/---
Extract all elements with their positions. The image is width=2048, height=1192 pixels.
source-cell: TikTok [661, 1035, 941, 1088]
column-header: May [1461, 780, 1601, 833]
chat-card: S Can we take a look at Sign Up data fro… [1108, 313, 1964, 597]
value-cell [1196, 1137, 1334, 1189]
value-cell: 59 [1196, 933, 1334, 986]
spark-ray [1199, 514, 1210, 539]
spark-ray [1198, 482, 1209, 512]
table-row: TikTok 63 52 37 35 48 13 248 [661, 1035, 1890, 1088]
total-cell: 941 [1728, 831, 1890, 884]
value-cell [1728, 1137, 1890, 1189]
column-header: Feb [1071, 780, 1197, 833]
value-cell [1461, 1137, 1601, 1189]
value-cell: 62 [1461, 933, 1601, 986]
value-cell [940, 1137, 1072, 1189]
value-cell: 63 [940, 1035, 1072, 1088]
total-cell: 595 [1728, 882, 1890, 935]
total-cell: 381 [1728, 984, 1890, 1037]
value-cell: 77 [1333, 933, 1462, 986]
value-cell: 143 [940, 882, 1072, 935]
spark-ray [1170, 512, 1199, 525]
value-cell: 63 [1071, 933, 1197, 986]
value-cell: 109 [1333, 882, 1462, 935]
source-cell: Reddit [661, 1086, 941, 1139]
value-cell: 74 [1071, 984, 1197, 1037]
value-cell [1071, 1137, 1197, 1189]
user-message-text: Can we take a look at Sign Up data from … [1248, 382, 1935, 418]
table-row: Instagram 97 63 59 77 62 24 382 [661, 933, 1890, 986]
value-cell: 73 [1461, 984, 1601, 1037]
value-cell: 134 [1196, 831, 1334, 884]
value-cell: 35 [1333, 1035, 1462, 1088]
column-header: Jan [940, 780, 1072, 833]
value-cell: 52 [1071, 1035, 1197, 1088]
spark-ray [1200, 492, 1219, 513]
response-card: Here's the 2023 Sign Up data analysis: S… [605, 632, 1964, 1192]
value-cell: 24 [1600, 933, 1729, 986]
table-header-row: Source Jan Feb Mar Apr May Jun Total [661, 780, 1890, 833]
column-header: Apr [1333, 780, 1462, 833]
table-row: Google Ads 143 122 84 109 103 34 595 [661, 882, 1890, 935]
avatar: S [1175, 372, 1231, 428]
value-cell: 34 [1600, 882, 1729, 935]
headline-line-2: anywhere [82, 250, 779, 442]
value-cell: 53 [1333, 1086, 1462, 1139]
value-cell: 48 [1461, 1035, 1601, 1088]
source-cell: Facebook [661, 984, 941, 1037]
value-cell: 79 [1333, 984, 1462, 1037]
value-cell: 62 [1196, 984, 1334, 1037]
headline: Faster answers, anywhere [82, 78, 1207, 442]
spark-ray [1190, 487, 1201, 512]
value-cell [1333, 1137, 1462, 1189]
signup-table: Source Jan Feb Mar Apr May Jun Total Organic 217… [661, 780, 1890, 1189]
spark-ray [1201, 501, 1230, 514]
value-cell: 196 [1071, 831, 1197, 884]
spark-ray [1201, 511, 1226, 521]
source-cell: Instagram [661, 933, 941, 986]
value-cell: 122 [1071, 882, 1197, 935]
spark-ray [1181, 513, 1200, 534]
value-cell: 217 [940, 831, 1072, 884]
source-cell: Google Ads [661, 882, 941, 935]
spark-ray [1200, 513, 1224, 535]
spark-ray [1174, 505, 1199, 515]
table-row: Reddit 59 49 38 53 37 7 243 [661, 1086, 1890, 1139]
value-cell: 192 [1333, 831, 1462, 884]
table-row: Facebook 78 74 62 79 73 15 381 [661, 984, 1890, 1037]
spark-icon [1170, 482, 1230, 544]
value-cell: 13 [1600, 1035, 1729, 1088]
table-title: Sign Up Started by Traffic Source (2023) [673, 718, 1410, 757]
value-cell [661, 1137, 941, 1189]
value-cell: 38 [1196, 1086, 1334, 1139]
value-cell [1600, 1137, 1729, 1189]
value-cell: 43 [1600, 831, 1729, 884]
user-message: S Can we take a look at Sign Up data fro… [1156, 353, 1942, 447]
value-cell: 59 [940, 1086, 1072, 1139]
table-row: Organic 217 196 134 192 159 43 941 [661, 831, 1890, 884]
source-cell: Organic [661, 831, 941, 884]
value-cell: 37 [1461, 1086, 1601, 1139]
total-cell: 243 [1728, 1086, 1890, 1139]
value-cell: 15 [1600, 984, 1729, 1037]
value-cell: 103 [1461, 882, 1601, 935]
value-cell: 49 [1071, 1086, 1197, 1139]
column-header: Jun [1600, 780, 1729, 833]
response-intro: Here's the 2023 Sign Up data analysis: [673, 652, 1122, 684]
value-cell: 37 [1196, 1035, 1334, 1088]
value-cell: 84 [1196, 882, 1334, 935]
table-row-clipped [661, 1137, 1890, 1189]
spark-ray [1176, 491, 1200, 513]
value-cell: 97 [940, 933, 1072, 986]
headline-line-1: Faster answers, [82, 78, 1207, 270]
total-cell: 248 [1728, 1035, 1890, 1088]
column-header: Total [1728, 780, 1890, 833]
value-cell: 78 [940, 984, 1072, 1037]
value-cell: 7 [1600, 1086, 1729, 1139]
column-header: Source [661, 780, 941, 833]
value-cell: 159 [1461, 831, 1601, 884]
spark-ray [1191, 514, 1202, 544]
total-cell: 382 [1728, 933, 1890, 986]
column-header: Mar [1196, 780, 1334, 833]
\---
Task description →
Copy every line of the items above word for word, leaving nothing out and changing nothing.

Correct result →
Extract all elements with their positions. The image is width=2048, height=1192 pixels.
source-cell: TikTok [661, 1035, 941, 1088]
column-header: May [1461, 780, 1601, 833]
chat-card: S Can we take a look at Sign Up data fro… [1108, 313, 1964, 597]
value-cell [1196, 1137, 1334, 1189]
value-cell: 59 [1196, 933, 1334, 986]
spark-ray [1199, 514, 1210, 539]
spark-ray [1198, 482, 1209, 512]
table-row: TikTok 63 52 37 35 48 13 248 [661, 1035, 1890, 1088]
total-cell: 941 [1728, 831, 1890, 884]
value-cell [1728, 1137, 1890, 1189]
column-header: Feb [1071, 780, 1197, 833]
value-cell [1461, 1137, 1601, 1189]
value-cell: 62 [1461, 933, 1601, 986]
value-cell [940, 1137, 1072, 1189]
value-cell: 63 [940, 1035, 1072, 1088]
total-cell: 595 [1728, 882, 1890, 935]
total-cell: 381 [1728, 984, 1890, 1037]
value-cell: 77 [1333, 933, 1462, 986]
value-cell: 143 [940, 882, 1072, 935]
spark-ray [1170, 512, 1199, 525]
value-cell: 63 [1071, 933, 1197, 986]
value-cell: 109 [1333, 882, 1462, 935]
source-cell: Reddit [661, 1086, 941, 1139]
value-cell: 74 [1071, 984, 1197, 1037]
value-cell [1071, 1137, 1197, 1189]
user-message-text: Can we take a look at Sign Up data from … [1248, 382, 1935, 418]
table-row: Instagram 97 63 59 77 62 24 382 [661, 933, 1890, 986]
value-cell: 73 [1461, 984, 1601, 1037]
value-cell: 134 [1196, 831, 1334, 884]
value-cell: 35 [1333, 1035, 1462, 1088]
column-header: Jan [940, 780, 1072, 833]
value-cell: 52 [1071, 1035, 1197, 1088]
spark-ray [1200, 492, 1219, 513]
response-card: Here's the 2023 Sign Up data analysis: S… [605, 632, 1964, 1192]
value-cell: 24 [1600, 933, 1729, 986]
table-header-row: Source Jan Feb Mar Apr May Jun Total [661, 780, 1890, 833]
column-header: Apr [1333, 780, 1462, 833]
table-row: Google Ads 143 122 84 109 103 34 595 [661, 882, 1890, 935]
avatar: S [1175, 372, 1231, 428]
value-cell: 34 [1600, 882, 1729, 935]
headline-line-2: anywhere [82, 250, 779, 442]
value-cell: 53 [1333, 1086, 1462, 1139]
value-cell: 48 [1461, 1035, 1601, 1088]
source-cell: Facebook [661, 984, 941, 1037]
value-cell: 79 [1333, 984, 1462, 1037]
value-cell: 62 [1196, 984, 1334, 1037]
headline: Faster answers, anywhere [82, 78, 1207, 442]
spark-ray [1190, 487, 1201, 512]
value-cell [1333, 1137, 1462, 1189]
signup-table: Source Jan Feb Mar Apr May Jun Total Organic 217… [661, 780, 1890, 1189]
spark-ray [1201, 501, 1230, 514]
value-cell: 196 [1071, 831, 1197, 884]
spark-ray [1201, 511, 1226, 521]
source-cell: Instagram [661, 933, 941, 986]
value-cell: 122 [1071, 882, 1197, 935]
spark-ray [1181, 513, 1200, 534]
value-cell: 217 [940, 831, 1072, 884]
source-cell: Google Ads [661, 882, 941, 935]
spark-ray [1200, 513, 1224, 535]
spark-ray [1174, 505, 1199, 515]
table-row: Reddit 59 49 38 53 37 7 243 [661, 1086, 1890, 1139]
value-cell: 192 [1333, 831, 1462, 884]
table-row: Facebook 78 74 62 79 73 15 381 [661, 984, 1890, 1037]
spark-icon [1170, 482, 1230, 544]
value-cell: 13 [1600, 1035, 1729, 1088]
table-title: Sign Up Started by Traffic Source (2023) [673, 718, 1410, 757]
value-cell [661, 1137, 941, 1189]
value-cell: 38 [1196, 1086, 1334, 1139]
value-cell [1600, 1137, 1729, 1189]
value-cell: 43 [1600, 831, 1729, 884]
user-message: S Can we take a look at Sign Up data fro… [1156, 353, 1942, 447]
value-cell: 59 [940, 1086, 1072, 1139]
table-row: Organic 217 196 134 192 159 43 941 [661, 831, 1890, 884]
source-cell: Organic [661, 831, 941, 884]
value-cell: 37 [1461, 1086, 1601, 1139]
total-cell: 243 [1728, 1086, 1890, 1139]
value-cell: 15 [1600, 984, 1729, 1037]
value-cell: 103 [1461, 882, 1601, 935]
value-cell: 49 [1071, 1086, 1197, 1139]
column-header: Jun [1600, 780, 1729, 833]
response-intro: Here's the 2023 Sign Up data analysis: [673, 652, 1122, 684]
value-cell: 37 [1196, 1035, 1334, 1088]
value-cell: 84 [1196, 882, 1334, 935]
table-row-clipped [661, 1137, 1890, 1189]
spark-ray [1176, 491, 1200, 513]
value-cell: 97 [940, 933, 1072, 986]
headline-line-1: Faster answers, [82, 78, 1207, 270]
total-cell: 248 [1728, 1035, 1890, 1088]
column-header: Total [1728, 780, 1890, 833]
value-cell: 78 [940, 984, 1072, 1037]
value-cell: 7 [1600, 1086, 1729, 1139]
column-header: Source [661, 780, 941, 833]
value-cell: 159 [1461, 831, 1601, 884]
spark-ray [1191, 514, 1202, 544]
total-cell: 382 [1728, 933, 1890, 986]
column-header: Mar [1196, 780, 1334, 833]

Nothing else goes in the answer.